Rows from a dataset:
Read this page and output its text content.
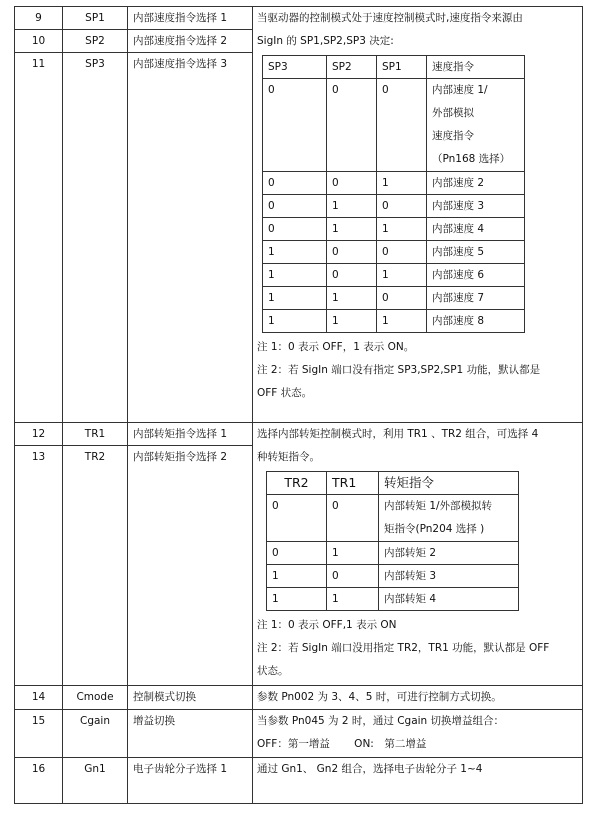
9	SP1	内部速度指令选择 1	当驱动器的控制模式处于速度控制模式时,速度指令来源由
SigIn 的 SP1,SP2,SP3 决定:
SP3	SP2	SP1	速度指令
0	0	0	内部速度 1/
外部模拟
速度指令
（Pn168 选择）

0	0	1	内部速度 2
0	1	0	内部速度 3
0	1	1	内部速度 4
1	0	0	内部速度 5
1	0	1	内部速度 6
1	1	0	内部速度 7
1	1	1	内部速度 8
注 1：0 表示 OFF，1 表示 ON。
注 2：若 SigIn 端口没有指定 SP3,SP2,SP1 功能，默认都是
OFF 状态。

10	SP2	内部速度指令选择 2
11	SP3	内部速度指令选择 3
12	TR1	内部转矩指令选择 1	选择内部转矩控制模式时，利用 TR1 、TR2 组合，可选择 4
种转矩指令。
TR2	TR1	转矩指令
0	0	内部转矩 1/外部模拟转
矩指令(Pn204 选择 )

0	1	内部转矩 2
1	0	内部转矩 3
1	1	内部转矩 4
注 1：0 表示 OFF,1 表示 ON
注 2：若 SigIn 端口没用指定 TR2，TR1 功能，默认都是 OFF
状态。

13	TR2	内部转矩指令选择 2
14	Cmode	控制模式切换	参数 Pn002 为 3、4、5 时，可进行控制方式切换。

15	Cgain	增益切换	当参数 Pn045 为 2 时，通过 Cgain 切换增益组合：
OFF：第一增益　　 ON:　第二增益

16	Gn1	电子齿轮分子选择 1	通过 Gn1、 Gn2 组合，选择电子齿轮分子 1~4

*Task requirements*:
Using the data above, say how many lines include "SigIn". No other reply is needed.

*Answer to the problem*:
3